__Problem__
Give the count of lines in the data that include the string "xlabel", with no added remarks.

— start of Dataset excerpts —

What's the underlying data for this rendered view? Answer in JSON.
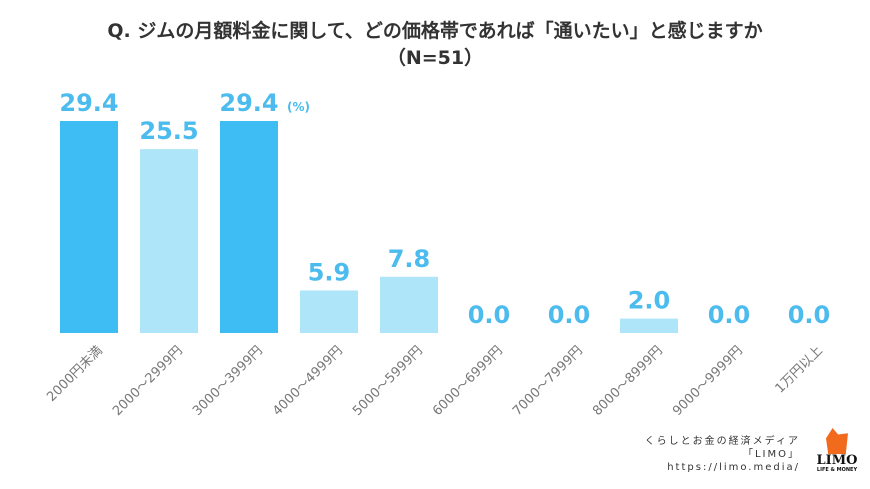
{
  "chart_data": {
    "type": "bar",
    "title": "Q. ジムの月額料金に関して、どの価格帯であれば「通いたい」と感じますか",
    "subtitle": "（N=51）",
    "unit_label": "(%)",
    "categories": [
      "2000円未満",
      "2000〜2999円",
      "3000〜3999円",
      "4000〜4999円",
      "5000〜5999円",
      "6000〜6999円",
      "7000〜7999円",
      "8000〜8999円",
      "9000〜9999円",
      "1万円以上"
    ],
    "values": [
      29.4,
      25.5,
      29.4,
      5.9,
      7.8,
      0.0,
      0.0,
      2.0,
      0.0,
      0.0
    ],
    "highlight": [
      true,
      false,
      true,
      false,
      false,
      false,
      false,
      false,
      false,
      false
    ],
    "ylim": [
      0,
      30
    ],
    "grid": false,
    "colors": {
      "highlight": "#3ebdf4",
      "normal": "#afe5f9",
      "label": "#4cbcee",
      "tick": "#777777"
    }
  },
  "credit": {
    "line1": "くらしとお金の経済メディア",
    "line2": "「LIMO」",
    "line3": "https://limo.media/"
  },
  "logo": {
    "text": "LIMO",
    "tagline": "LIFE & MONEY"
  }
}
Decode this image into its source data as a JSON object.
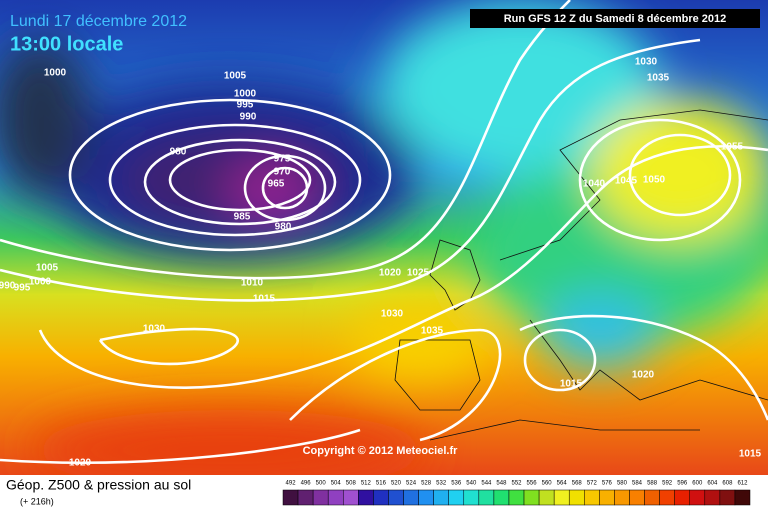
{
  "header": {
    "date": "Lundi 17 décembre 2012",
    "time": "13:00 locale",
    "run": "Run GFS 12 Z du Samedi 8 décembre 2012"
  },
  "copyright": "Copyright © 2012 Meteociel.fr",
  "footer": {
    "title": "Géop. Z500 & pression au sol",
    "lead": "(+ 216h)"
  },
  "isobar_labels": [
    1000,
    1005,
    1000,
    995,
    990,
    980,
    975,
    970,
    965,
    985,
    980,
    1005,
    1000,
    990,
    995,
    1010,
    1015,
    1020,
    1025,
    1030,
    1035,
    1030,
    1030,
    1035,
    1040,
    1045,
    1050,
    1055,
    1015,
    1020,
    1015,
    1020
  ],
  "colorbar": [
    492,
    496,
    500,
    504,
    508,
    512,
    516,
    520,
    524,
    528,
    532,
    536,
    540,
    544,
    548,
    552,
    556,
    560,
    564,
    568,
    572,
    576,
    580,
    584,
    588,
    592,
    596,
    600,
    604,
    608,
    612
  ]
}
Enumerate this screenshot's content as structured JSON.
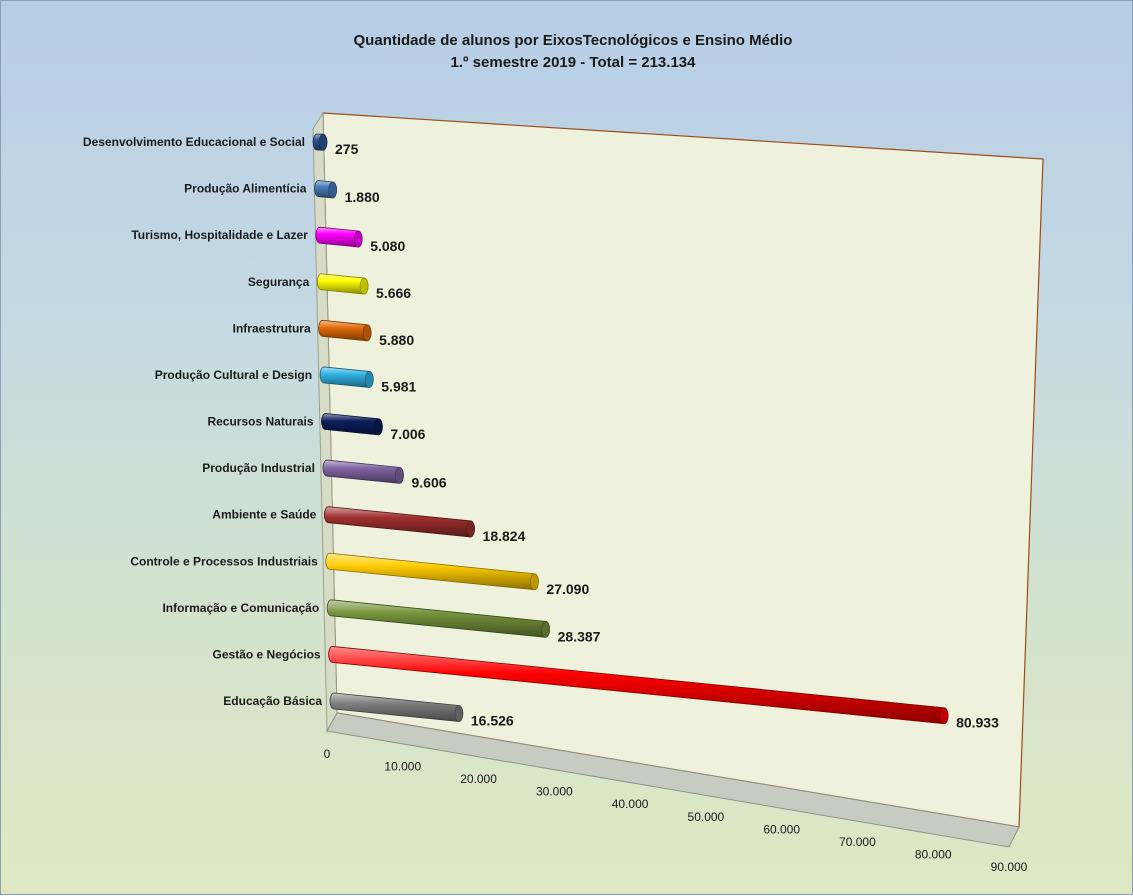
{
  "chart_data": {
    "type": "bar",
    "orientation": "horizontal",
    "title": [
      "Quantidade de alunos por EixosTecnológicos e Ensino Médio",
      "1.º semestre 2019  - Total = 213.134"
    ],
    "categories": [
      "Desenvolvimento Educacional e Social",
      "Produção Alimentícia",
      "Turismo, Hospitalidade e Lazer",
      "Segurança",
      "Infraestrutura",
      "Produção Cultural e Design",
      "Recursos Naturais",
      "Produção Industrial",
      "Ambiente e Saúde",
      "Controle e Processos Industriais",
      "Informação e Comunicação",
      "Gestão e Negócios",
      "Educação Básica"
    ],
    "values": [
      275,
      1880,
      5080,
      5666,
      5880,
      5981,
      7006,
      9606,
      18824,
      27090,
      28387,
      80933,
      16526
    ],
    "value_labels": [
      "275",
      "1.880",
      "5.080",
      "5.666",
      "5.880",
      "5.981",
      "7.006",
      "9.606",
      "18.824",
      "27.090",
      "28.387",
      "80.933",
      "16.526"
    ],
    "colors": [
      "#2f5597",
      "#4a7ebb",
      "#ff00ff",
      "#ffff00",
      "#e46c0a",
      "#33b5e5",
      "#0c1f5c",
      "#8064a2",
      "#a0302e",
      "#ffcc00",
      "#77933c",
      "#ff0000",
      "#808080"
    ],
    "x_ticks": [
      "0",
      "10.000",
      "20.000",
      "30.000",
      "40.000",
      "50.000",
      "60.000",
      "70.000",
      "80.000",
      "90.000"
    ],
    "xlim": [
      0,
      90000
    ],
    "grid": false,
    "legend": "none"
  }
}
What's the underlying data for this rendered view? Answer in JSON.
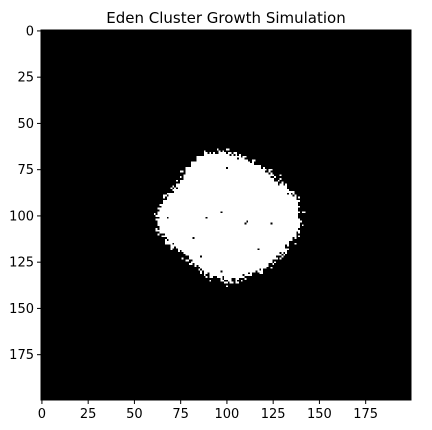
{
  "chart_data": {
    "type": "heatmap",
    "title": "Eden Cluster Growth Simulation",
    "xlabel": "",
    "ylabel": "",
    "grid_size": [
      200,
      200
    ],
    "xlim": [
      0,
      200
    ],
    "ylim": [
      200,
      0
    ],
    "x_ticks": [
      0,
      25,
      50,
      75,
      100,
      125,
      150,
      175
    ],
    "y_ticks": [
      0,
      25,
      50,
      75,
      100,
      125,
      150,
      175
    ],
    "x_tick_labels": [
      "0",
      "25",
      "50",
      "75",
      "100",
      "125",
      "150",
      "175"
    ],
    "y_tick_labels": [
      "0",
      "25",
      "50",
      "75",
      "100",
      "125",
      "150",
      "175"
    ],
    "colormap": {
      "empty": "#000000",
      "occupied": "#ffffff"
    },
    "cluster": {
      "center": [
        99.5,
        99.5
      ],
      "mean_radius": 35,
      "boundary_radius_profile": [
        {
          "angle_deg": 0,
          "radius": 41
        },
        {
          "angle_deg": 15,
          "radius": 40
        },
        {
          "angle_deg": 30,
          "radius": 35
        },
        {
          "angle_deg": 45,
          "radius": 34
        },
        {
          "angle_deg": 60,
          "radius": 33
        },
        {
          "angle_deg": 75,
          "radius": 33
        },
        {
          "angle_deg": 90,
          "radius": 35
        },
        {
          "angle_deg": 105,
          "radius": 36
        },
        {
          "angle_deg": 120,
          "radius": 36
        },
        {
          "angle_deg": 135,
          "radius": 33
        },
        {
          "angle_deg": 150,
          "radius": 32
        },
        {
          "angle_deg": 165,
          "radius": 35
        },
        {
          "angle_deg": 180,
          "radius": 38
        },
        {
          "angle_deg": 195,
          "radius": 38
        },
        {
          "angle_deg": 210,
          "radius": 34
        },
        {
          "angle_deg": 225,
          "radius": 32
        },
        {
          "angle_deg": 240,
          "radius": 33
        },
        {
          "angle_deg": 255,
          "radius": 35
        },
        {
          "angle_deg": 270,
          "radius": 37
        },
        {
          "angle_deg": 285,
          "radius": 36
        },
        {
          "angle_deg": 300,
          "radius": 36
        },
        {
          "angle_deg": 315,
          "radius": 37
        },
        {
          "angle_deg": 330,
          "radius": 38
        },
        {
          "angle_deg": 345,
          "radius": 41
        }
      ],
      "edge_roughness": 2.5
    }
  }
}
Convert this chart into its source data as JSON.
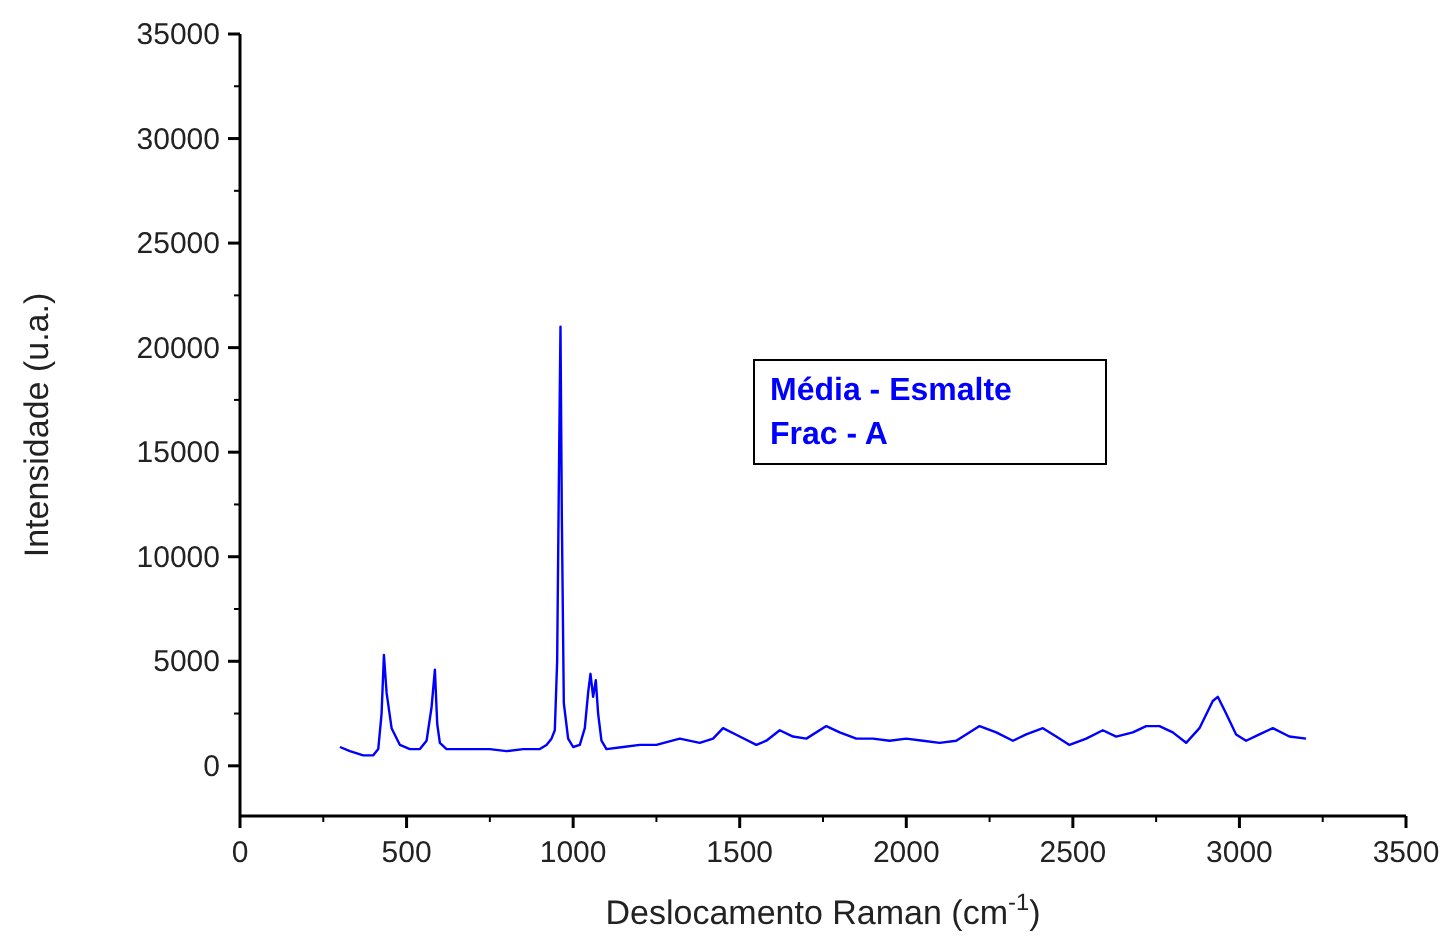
{
  "chart_data": {
    "type": "line",
    "xlabel": "Deslocamento Raman (cm$^{-1}$)",
    "ylabel": "Intensidade (u.a.)",
    "annotations": [
      "Média - Esmalte\nFrac - A"
    ],
    "xlim": [
      0,
      3500
    ],
    "xticks": [
      0,
      500,
      1000,
      1500,
      2000,
      2500,
      3000,
      3500
    ],
    "ylim": [
      -2400,
      35000
    ],
    "yticks": [
      0,
      5000,
      10000,
      15000,
      20000,
      25000,
      30000,
      35000
    ],
    "series": [
      {
        "color": "#0000ff",
        "x": [
          300,
          330,
          370,
          400,
          415,
          425,
          432,
          440,
          455,
          480,
          510,
          540,
          560,
          575,
          585,
          592,
          600,
          620,
          680,
          750,
          800,
          850,
          900,
          920,
          935,
          945,
          952,
          958,
          962,
          966,
          972,
          985,
          1000,
          1020,
          1035,
          1045,
          1052,
          1060,
          1068,
          1075,
          1085,
          1100,
          1150,
          1200,
          1250,
          1320,
          1380,
          1420,
          1450,
          1500,
          1550,
          1580,
          1620,
          1660,
          1700,
          1760,
          1800,
          1850,
          1900,
          1950,
          2000,
          2050,
          2100,
          2150,
          2220,
          2270,
          2320,
          2360,
          2410,
          2450,
          2490,
          2540,
          2590,
          2630,
          2680,
          2720,
          2760,
          2800,
          2840,
          2880,
          2920,
          2935,
          2960,
          2990,
          3020,
          3060,
          3100,
          3150,
          3200
        ],
        "values": [
          900,
          700,
          500,
          500,
          800,
          2500,
          5300,
          3500,
          1800,
          1000,
          800,
          800,
          1200,
          2800,
          4600,
          2000,
          1100,
          800,
          800,
          800,
          700,
          800,
          800,
          1000,
          1300,
          1700,
          5000,
          15000,
          21000,
          12000,
          3000,
          1300,
          900,
          1000,
          1800,
          3500,
          4400,
          3300,
          4100,
          2500,
          1200,
          800,
          900,
          1000,
          1000,
          1300,
          1100,
          1300,
          1800,
          1400,
          1000,
          1200,
          1700,
          1400,
          1300,
          1900,
          1600,
          1300,
          1300,
          1200,
          1300,
          1200,
          1100,
          1200,
          1900,
          1600,
          1200,
          1500,
          1800,
          1400,
          1000,
          1300,
          1700,
          1400,
          1600,
          1900,
          1900,
          1600,
          1100,
          1800,
          3100,
          3300,
          2500,
          1500,
          1200,
          1500,
          1800,
          1400,
          1300
        ]
      }
    ]
  }
}
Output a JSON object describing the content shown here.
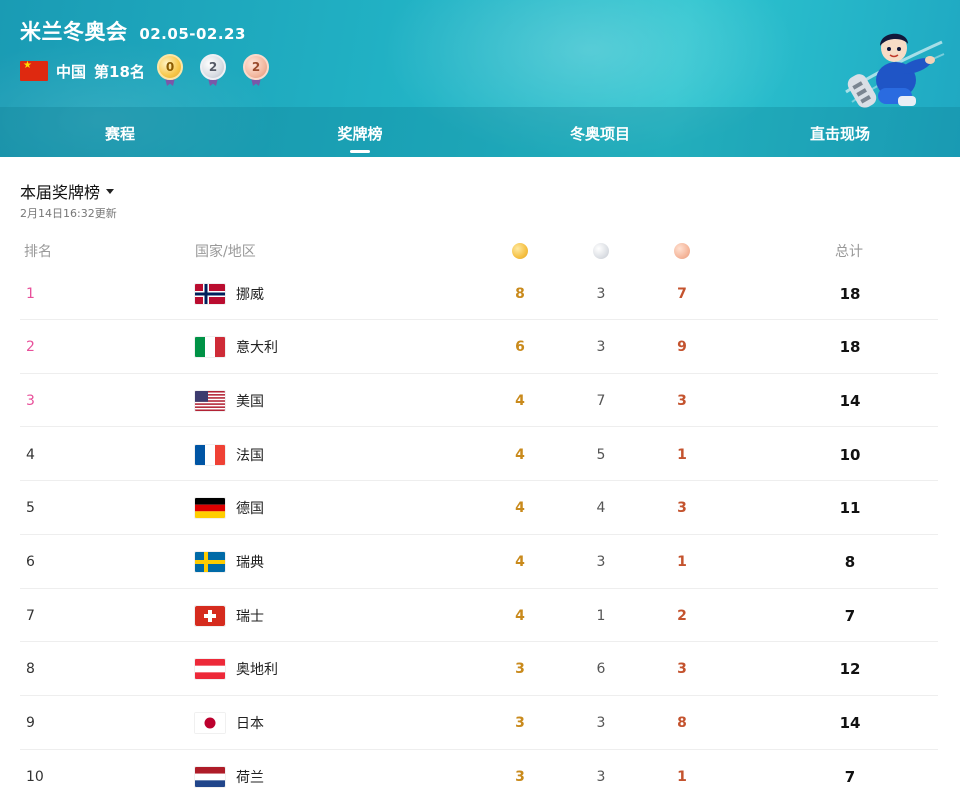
{
  "header": {
    "title": "米兰冬奥会",
    "dates": "02.05-02.23",
    "country": "中国",
    "rank": "第18名",
    "medals": {
      "gold": "0",
      "silver": "2",
      "bronze": "2"
    }
  },
  "tabs": [
    {
      "label": "赛程",
      "active": false
    },
    {
      "label": "奖牌榜",
      "active": true
    },
    {
      "label": "冬奥项目",
      "active": false
    },
    {
      "label": "直击现场",
      "active": false
    }
  ],
  "board": {
    "title": "本届奖牌榜",
    "updated": "2月14日16:32更新",
    "headers": {
      "rank": "排名",
      "country": "国家/地区",
      "total": "总计"
    }
  },
  "rows": [
    {
      "rank": "1",
      "country": "挪威",
      "flag": "norway",
      "gold": "8",
      "silver": "3",
      "bronze": "7",
      "total": "18"
    },
    {
      "rank": "2",
      "country": "意大利",
      "flag": "italy",
      "gold": "6",
      "silver": "3",
      "bronze": "9",
      "total": "18"
    },
    {
      "rank": "3",
      "country": "美国",
      "flag": "usa",
      "gold": "4",
      "silver": "7",
      "bronze": "3",
      "total": "14"
    },
    {
      "rank": "4",
      "country": "法国",
      "flag": "france",
      "gold": "4",
      "silver": "5",
      "bronze": "1",
      "total": "10"
    },
    {
      "rank": "5",
      "country": "德国",
      "flag": "germany",
      "gold": "4",
      "silver": "4",
      "bronze": "3",
      "total": "11"
    },
    {
      "rank": "6",
      "country": "瑞典",
      "flag": "sweden",
      "gold": "4",
      "silver": "3",
      "bronze": "1",
      "total": "8"
    },
    {
      "rank": "7",
      "country": "瑞士",
      "flag": "switzerland",
      "gold": "4",
      "silver": "1",
      "bronze": "2",
      "total": "7"
    },
    {
      "rank": "8",
      "country": "奥地利",
      "flag": "austria",
      "gold": "3",
      "silver": "6",
      "bronze": "3",
      "total": "12"
    },
    {
      "rank": "9",
      "country": "日本",
      "flag": "japan",
      "gold": "3",
      "silver": "3",
      "bronze": "8",
      "total": "14"
    },
    {
      "rank": "10",
      "country": "荷兰",
      "flag": "netherlands",
      "gold": "3",
      "silver": "3",
      "bronze": "1",
      "total": "7"
    }
  ],
  "colors": {
    "accent": "#22b4c6",
    "top_rank": "#e8509a",
    "gold_text": "#c98a1c",
    "bronze_text": "#c4532e"
  }
}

— end of Dataset excerpts —

__Exercise result__
2